##### Working data
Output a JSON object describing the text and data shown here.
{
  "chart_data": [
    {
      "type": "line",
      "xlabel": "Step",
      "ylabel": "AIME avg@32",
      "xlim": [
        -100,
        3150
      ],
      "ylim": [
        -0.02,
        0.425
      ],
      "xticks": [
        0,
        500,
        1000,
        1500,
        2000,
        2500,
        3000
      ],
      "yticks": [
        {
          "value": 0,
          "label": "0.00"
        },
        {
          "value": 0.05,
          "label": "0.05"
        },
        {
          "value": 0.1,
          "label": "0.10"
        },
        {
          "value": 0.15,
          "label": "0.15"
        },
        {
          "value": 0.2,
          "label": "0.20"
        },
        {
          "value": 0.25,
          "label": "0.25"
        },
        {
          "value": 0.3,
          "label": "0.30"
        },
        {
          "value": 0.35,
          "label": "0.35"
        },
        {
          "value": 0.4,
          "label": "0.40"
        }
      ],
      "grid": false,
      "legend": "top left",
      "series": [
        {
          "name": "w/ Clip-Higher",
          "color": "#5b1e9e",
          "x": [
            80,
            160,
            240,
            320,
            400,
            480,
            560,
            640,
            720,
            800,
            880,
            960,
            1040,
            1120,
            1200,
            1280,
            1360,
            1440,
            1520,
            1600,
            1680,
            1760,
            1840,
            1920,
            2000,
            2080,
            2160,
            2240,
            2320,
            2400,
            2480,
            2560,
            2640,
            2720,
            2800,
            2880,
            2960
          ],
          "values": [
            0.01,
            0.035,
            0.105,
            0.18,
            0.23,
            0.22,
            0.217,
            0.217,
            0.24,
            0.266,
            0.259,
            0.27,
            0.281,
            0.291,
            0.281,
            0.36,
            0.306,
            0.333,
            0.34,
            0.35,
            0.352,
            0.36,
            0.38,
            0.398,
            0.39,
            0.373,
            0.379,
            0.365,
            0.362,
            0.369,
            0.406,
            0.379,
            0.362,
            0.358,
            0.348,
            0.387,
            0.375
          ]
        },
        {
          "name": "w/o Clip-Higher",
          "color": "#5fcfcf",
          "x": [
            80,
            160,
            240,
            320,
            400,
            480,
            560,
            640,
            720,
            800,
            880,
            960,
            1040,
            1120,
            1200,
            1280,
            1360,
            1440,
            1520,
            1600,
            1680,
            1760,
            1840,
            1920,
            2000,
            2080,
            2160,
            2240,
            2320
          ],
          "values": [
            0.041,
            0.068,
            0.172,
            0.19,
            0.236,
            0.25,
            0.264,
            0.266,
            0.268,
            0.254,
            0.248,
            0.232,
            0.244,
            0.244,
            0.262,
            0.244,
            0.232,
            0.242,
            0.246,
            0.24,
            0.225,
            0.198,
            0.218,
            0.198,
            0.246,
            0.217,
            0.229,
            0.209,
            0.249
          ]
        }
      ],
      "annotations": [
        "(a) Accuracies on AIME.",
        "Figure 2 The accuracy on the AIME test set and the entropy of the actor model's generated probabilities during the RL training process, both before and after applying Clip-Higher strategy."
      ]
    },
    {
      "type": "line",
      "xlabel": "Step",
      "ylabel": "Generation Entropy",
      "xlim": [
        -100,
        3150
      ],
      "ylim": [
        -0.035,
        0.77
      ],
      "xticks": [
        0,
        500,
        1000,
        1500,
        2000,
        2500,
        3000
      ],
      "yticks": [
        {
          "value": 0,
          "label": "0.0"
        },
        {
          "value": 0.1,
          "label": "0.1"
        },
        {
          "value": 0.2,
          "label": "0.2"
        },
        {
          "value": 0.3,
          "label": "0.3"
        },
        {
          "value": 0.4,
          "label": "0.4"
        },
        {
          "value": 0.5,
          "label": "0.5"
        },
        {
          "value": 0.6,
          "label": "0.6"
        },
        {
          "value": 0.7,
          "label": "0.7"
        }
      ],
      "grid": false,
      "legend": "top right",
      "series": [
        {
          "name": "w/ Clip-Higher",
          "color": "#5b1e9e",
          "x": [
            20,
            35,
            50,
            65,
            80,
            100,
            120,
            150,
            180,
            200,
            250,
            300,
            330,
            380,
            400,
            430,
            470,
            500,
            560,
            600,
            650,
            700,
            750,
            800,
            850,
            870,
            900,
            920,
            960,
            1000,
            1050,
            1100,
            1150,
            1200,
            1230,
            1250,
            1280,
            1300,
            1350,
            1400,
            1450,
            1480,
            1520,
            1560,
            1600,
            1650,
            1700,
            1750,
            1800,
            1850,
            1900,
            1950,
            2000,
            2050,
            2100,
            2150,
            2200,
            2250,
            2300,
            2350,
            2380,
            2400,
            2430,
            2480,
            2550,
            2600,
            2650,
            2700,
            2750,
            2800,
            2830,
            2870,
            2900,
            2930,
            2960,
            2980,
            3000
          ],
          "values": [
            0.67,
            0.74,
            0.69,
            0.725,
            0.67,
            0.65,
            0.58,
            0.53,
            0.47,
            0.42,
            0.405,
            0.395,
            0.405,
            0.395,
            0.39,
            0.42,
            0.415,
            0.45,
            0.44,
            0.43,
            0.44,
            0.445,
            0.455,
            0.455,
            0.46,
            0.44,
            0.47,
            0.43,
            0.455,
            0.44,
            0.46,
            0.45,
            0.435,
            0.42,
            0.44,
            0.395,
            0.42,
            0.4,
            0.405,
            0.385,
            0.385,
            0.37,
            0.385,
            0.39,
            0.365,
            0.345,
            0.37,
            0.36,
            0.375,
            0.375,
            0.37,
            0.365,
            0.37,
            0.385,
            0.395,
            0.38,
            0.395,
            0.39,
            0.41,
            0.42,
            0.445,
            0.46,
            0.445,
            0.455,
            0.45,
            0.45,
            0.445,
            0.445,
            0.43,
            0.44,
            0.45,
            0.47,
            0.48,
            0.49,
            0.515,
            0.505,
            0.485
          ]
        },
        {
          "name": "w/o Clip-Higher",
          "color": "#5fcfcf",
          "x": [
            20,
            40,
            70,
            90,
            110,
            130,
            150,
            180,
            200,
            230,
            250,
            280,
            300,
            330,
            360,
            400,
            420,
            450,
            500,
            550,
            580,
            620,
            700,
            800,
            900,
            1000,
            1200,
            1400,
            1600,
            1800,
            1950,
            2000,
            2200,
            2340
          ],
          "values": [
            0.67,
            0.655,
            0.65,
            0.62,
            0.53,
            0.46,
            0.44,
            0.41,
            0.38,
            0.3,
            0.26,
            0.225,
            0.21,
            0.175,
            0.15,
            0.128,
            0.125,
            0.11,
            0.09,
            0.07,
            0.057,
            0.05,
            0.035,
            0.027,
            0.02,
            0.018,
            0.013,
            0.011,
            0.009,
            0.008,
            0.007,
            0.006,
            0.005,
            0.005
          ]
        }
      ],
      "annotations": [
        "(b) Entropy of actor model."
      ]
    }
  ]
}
##########
▶ Exercise requirements: Copy all the records above precisely.

▶ Exercise output:
Output a JSON object describing the text and data shown here.
{
  "chart_data": [
    {
      "type": "line",
      "xlabel": "Step",
      "ylabel": "AIME avg@32",
      "xlim": [
        -100,
        3150
      ],
      "ylim": [
        -0.02,
        0.425
      ],
      "xticks": [
        0,
        500,
        1000,
        1500,
        2000,
        2500,
        3000
      ],
      "yticks": [
        {
          "value": 0,
          "label": "0.00"
        },
        {
          "value": 0.05,
          "label": "0.05"
        },
        {
          "value": 0.1,
          "label": "0.10"
        },
        {
          "value": 0.15,
          "label": "0.15"
        },
        {
          "value": 0.2,
          "label": "0.20"
        },
        {
          "value": 0.25,
          "label": "0.25"
        },
        {
          "value": 0.3,
          "label": "0.30"
        },
        {
          "value": 0.35,
          "label": "0.35"
        },
        {
          "value": 0.4,
          "label": "0.40"
        }
      ],
      "grid": false,
      "legend": "top left",
      "series": [
        {
          "name": "w/ Clip-Higher",
          "color": "#5b1e9e",
          "x": [
            80,
            160,
            240,
            320,
            400,
            480,
            560,
            640,
            720,
            800,
            880,
            960,
            1040,
            1120,
            1200,
            1280,
            1360,
            1440,
            1520,
            1600,
            1680,
            1760,
            1840,
            1920,
            2000,
            2080,
            2160,
            2240,
            2320,
            2400,
            2480,
            2560,
            2640,
            2720,
            2800,
            2880,
            2960
          ],
          "values": [
            0.01,
            0.035,
            0.105,
            0.18,
            0.23,
            0.22,
            0.217,
            0.217,
            0.24,
            0.266,
            0.259,
            0.27,
            0.281,
            0.291,
            0.281,
            0.36,
            0.306,
            0.333,
            0.34,
            0.35,
            0.352,
            0.36,
            0.38,
            0.398,
            0.39,
            0.373,
            0.379,
            0.365,
            0.362,
            0.369,
            0.406,
            0.379,
            0.362,
            0.358,
            0.348,
            0.387,
            0.375
          ]
        },
        {
          "name": "w/o Clip-Higher",
          "color": "#5fcfcf",
          "x": [
            80,
            160,
            240,
            320,
            400,
            480,
            560,
            640,
            720,
            800,
            880,
            960,
            1040,
            1120,
            1200,
            1280,
            1360,
            1440,
            1520,
            1600,
            1680,
            1760,
            1840,
            1920,
            2000,
            2080,
            2160,
            2240,
            2320
          ],
          "values": [
            0.041,
            0.068,
            0.172,
            0.19,
            0.236,
            0.25,
            0.264,
            0.266,
            0.268,
            0.254,
            0.248,
            0.232,
            0.244,
            0.244,
            0.262,
            0.244,
            0.232,
            0.242,
            0.246,
            0.24,
            0.225,
            0.198,
            0.218,
            0.198,
            0.246,
            0.217,
            0.229,
            0.209,
            0.249
          ]
        }
      ],
      "annotations": [
        "(a) Accuracies on AIME.",
        "Figure 2 The accuracy on the AIME test set and the entropy of the actor model's generated probabilities during the RL training process, both before and after applying Clip-Higher strategy."
      ]
    },
    {
      "type": "line",
      "xlabel": "Step",
      "ylabel": "Generation Entropy",
      "xlim": [
        -100,
        3150
      ],
      "ylim": [
        -0.035,
        0.77
      ],
      "xticks": [
        0,
        500,
        1000,
        1500,
        2000,
        2500,
        3000
      ],
      "yticks": [
        {
          "value": 0,
          "label": "0.0"
        },
        {
          "value": 0.1,
          "label": "0.1"
        },
        {
          "value": 0.2,
          "label": "0.2"
        },
        {
          "value": 0.3,
          "label": "0.3"
        },
        {
          "value": 0.4,
          "label": "0.4"
        },
        {
          "value": 0.5,
          "label": "0.5"
        },
        {
          "value": 0.6,
          "label": "0.6"
        },
        {
          "value": 0.7,
          "label": "0.7"
        }
      ],
      "grid": false,
      "legend": "top right",
      "series": [
        {
          "name": "w/ Clip-Higher",
          "color": "#5b1e9e",
          "x": [
            20,
            35,
            50,
            65,
            80,
            100,
            120,
            150,
            180,
            200,
            250,
            300,
            330,
            380,
            400,
            430,
            470,
            500,
            560,
            600,
            650,
            700,
            750,
            800,
            850,
            870,
            900,
            920,
            960,
            1000,
            1050,
            1100,
            1150,
            1200,
            1230,
            1250,
            1280,
            1300,
            1350,
            1400,
            1450,
            1480,
            1520,
            1560,
            1600,
            1650,
            1700,
            1750,
            1800,
            1850,
            1900,
            1950,
            2000,
            2050,
            2100,
            2150,
            2200,
            2250,
            2300,
            2350,
            2380,
            2400,
            2430,
            2480,
            2550,
            2600,
            2650,
            2700,
            2750,
            2800,
            2830,
            2870,
            2900,
            2930,
            2960,
            2980,
            3000
          ],
          "values": [
            0.67,
            0.74,
            0.69,
            0.725,
            0.67,
            0.65,
            0.58,
            0.53,
            0.47,
            0.42,
            0.405,
            0.395,
            0.405,
            0.395,
            0.39,
            0.42,
            0.415,
            0.45,
            0.44,
            0.43,
            0.44,
            0.445,
            0.455,
            0.455,
            0.46,
            0.44,
            0.47,
            0.43,
            0.455,
            0.44,
            0.46,
            0.45,
            0.435,
            0.42,
            0.44,
            0.395,
            0.42,
            0.4,
            0.405,
            0.385,
            0.385,
            0.37,
            0.385,
            0.39,
            0.365,
            0.345,
            0.37,
            0.36,
            0.375,
            0.375,
            0.37,
            0.365,
            0.37,
            0.385,
            0.395,
            0.38,
            0.395,
            0.39,
            0.41,
            0.42,
            0.445,
            0.46,
            0.445,
            0.455,
            0.45,
            0.45,
            0.445,
            0.445,
            0.43,
            0.44,
            0.45,
            0.47,
            0.48,
            0.49,
            0.515,
            0.505,
            0.485
          ]
        },
        {
          "name": "w/o Clip-Higher",
          "color": "#5fcfcf",
          "x": [
            20,
            40,
            70,
            90,
            110,
            130,
            150,
            180,
            200,
            230,
            250,
            280,
            300,
            330,
            360,
            400,
            420,
            450,
            500,
            550,
            580,
            620,
            700,
            800,
            900,
            1000,
            1200,
            1400,
            1600,
            1800,
            1950,
            2000,
            2200,
            2340
          ],
          "values": [
            0.67,
            0.655,
            0.65,
            0.62,
            0.53,
            0.46,
            0.44,
            0.41,
            0.38,
            0.3,
            0.26,
            0.225,
            0.21,
            0.175,
            0.15,
            0.128,
            0.125,
            0.11,
            0.09,
            0.07,
            0.057,
            0.05,
            0.035,
            0.027,
            0.02,
            0.018,
            0.013,
            0.011,
            0.009,
            0.008,
            0.007,
            0.006,
            0.005,
            0.005
          ]
        }
      ],
      "annotations": [
        "(b) Entropy of actor model."
      ]
    }
  ]
}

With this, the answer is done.